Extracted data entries
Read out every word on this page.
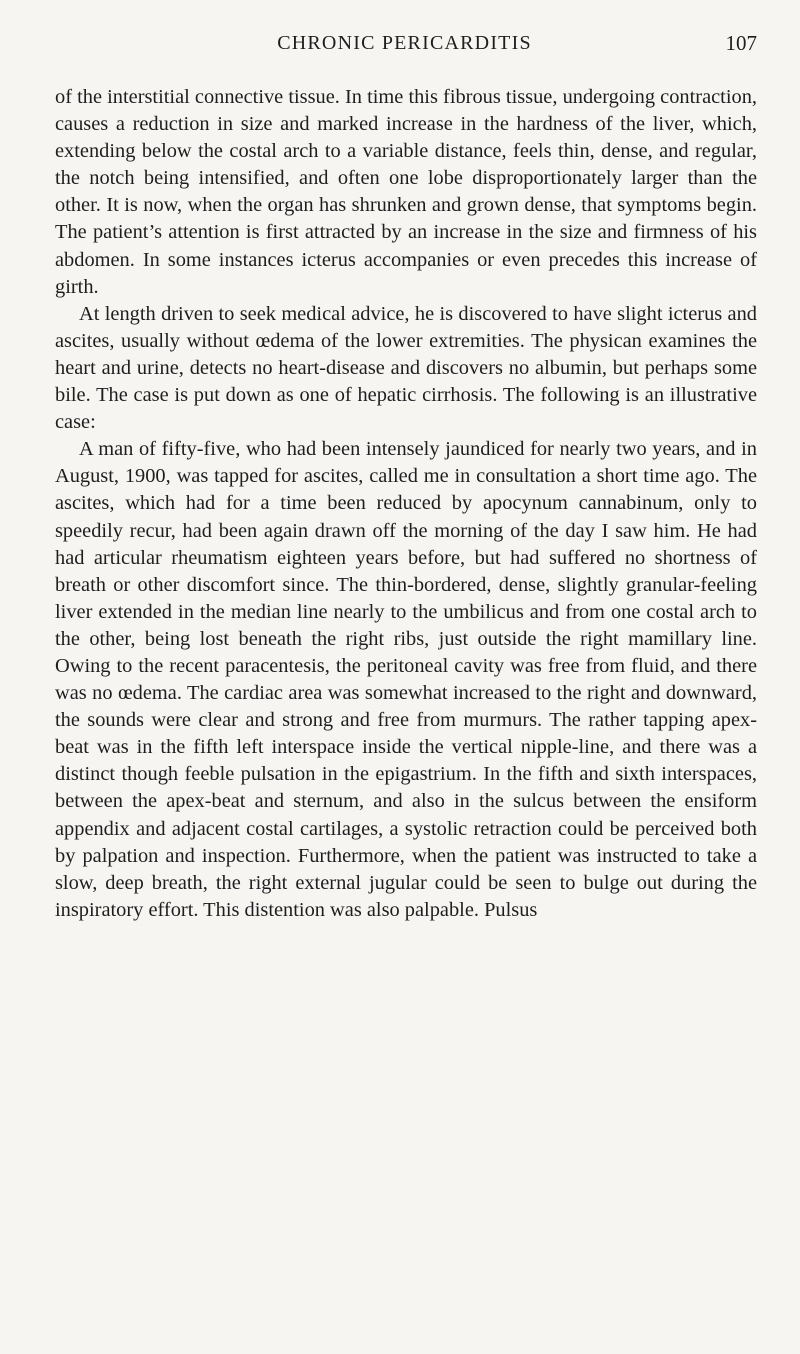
CHRONIC PERICARDITIS	107

of the interstitial connective tissue. In time this fibrous tissue, undergoing contraction, causes a reduction in size and marked increase in the hardness of the liver, which, extending below the costal arch to a variable distance, feels thin, dense, and regular, the notch being intensified, and often one lobe disproportionately larger than the other. It is now, when the organ has shrunken and grown dense, that symptoms begin. The patient’s attention is first attracted by an increase in the size and firmness of his abdomen. In some instances icterus accompanies or even precedes this increase of girth.

At length driven to seek medical advice, he is discovered to have slight icterus and ascites, usually without œdema of the lower extremities. The physican examines the heart and urine, detects no heart-disease and discovers no albumin, but perhaps some bile. The case is put down as one of hepatic cirrhosis. The following is an illustrative case:

A man of fifty-five, who had been intensely jaundiced for nearly two years, and in August, 1900, was tapped for ascites, called me in consultation a short time ago. The ascites, which had for a time been reduced by apocynum cannabinum, only to speedily recur, had been again drawn off the morning of the day I saw him. He had had articular rheumatism eighteen years before, but had suffered no shortness of breath or other discomfort since. The thin-bordered, dense, slightly granular-feeling liver extended in the median line nearly to the umbilicus and from one costal arch to the other, being lost beneath the right ribs, just outside the right mamillary line. Owing to the recent paracentesis, the peritoneal cavity was free from fluid, and there was no œdema. The cardiac area was somewhat increased to the right and downward, the sounds were clear and strong and free from murmurs. The rather tapping apex-beat was in the fifth left interspace inside the vertical nipple-line, and there was a distinct though feeble pulsation in the epigastrium. In the fifth and sixth interspaces, between the apex-beat and sternum, and also in the sulcus between the ensiform appendix and adjacent costal cartilages, a systolic retraction could be perceived both by palpation and inspection. Furthermore, when the patient was instructed to take a slow, deep breath, the right external jugular could be seen to bulge out during the inspiratory effort. This distention was also palpable. Pulsus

◆ WHAT IS NEEDED: Write out the records above exactly as they stand, leaving out every picture.

◆ TASK RESULT:
Read out every word on this page.
CHRONIC PERICARDITIS	107

of the interstitial connective tissue. In time this fibrous tissue, undergoing contraction, causes a reduction in size and marked increase in the hardness of the liver, which, extending below the costal arch to a variable distance, feels thin, dense, and regular, the notch being intensified, and often one lobe disproportionately larger than the other. It is now, when the organ has shrunken and grown dense, that symptoms begin. The patient’s attention is first attracted by an increase in the size and firmness of his abdomen. In some instances icterus accompanies or even precedes this increase of girth.

At length driven to seek medical advice, he is discovered to have slight icterus and ascites, usually without œdema of the lower extremities. The physican examines the heart and urine, detects no heart-disease and discovers no albumin, but perhaps some bile. The case is put down as one of hepatic cirrhosis. The following is an illustrative case:

A man of fifty-five, who had been intensely jaundiced for nearly two years, and in August, 1900, was tapped for ascites, called me in consultation a short time ago. The ascites, which had for a time been reduced by apocynum cannabinum, only to speedily recur, had been again drawn off the morning of the day I saw him. He had had articular rheumatism eighteen years before, but had suffered no shortness of breath or other discomfort since. The thin-bordered, dense, slightly granular-feeling liver extended in the median line nearly to the umbilicus and from one costal arch to the other, being lost beneath the right ribs, just outside the right mamillary line. Owing to the recent paracentesis, the peritoneal cavity was free from fluid, and there was no œdema. The cardiac area was somewhat increased to the right and downward, the sounds were clear and strong and free from murmurs. The rather tapping apex-beat was in the fifth left interspace inside the vertical nipple-line, and there was a distinct though feeble pulsation in the epigastrium. In the fifth and sixth interspaces, between the apex-beat and sternum, and also in the sulcus between the ensiform appendix and adjacent costal cartilages, a systolic retraction could be perceived both by palpation and inspection. Furthermore, when the patient was instructed to take a slow, deep breath, the right external jugular could be seen to bulge out during the inspiratory effort. This distention was also palpable. Pulsus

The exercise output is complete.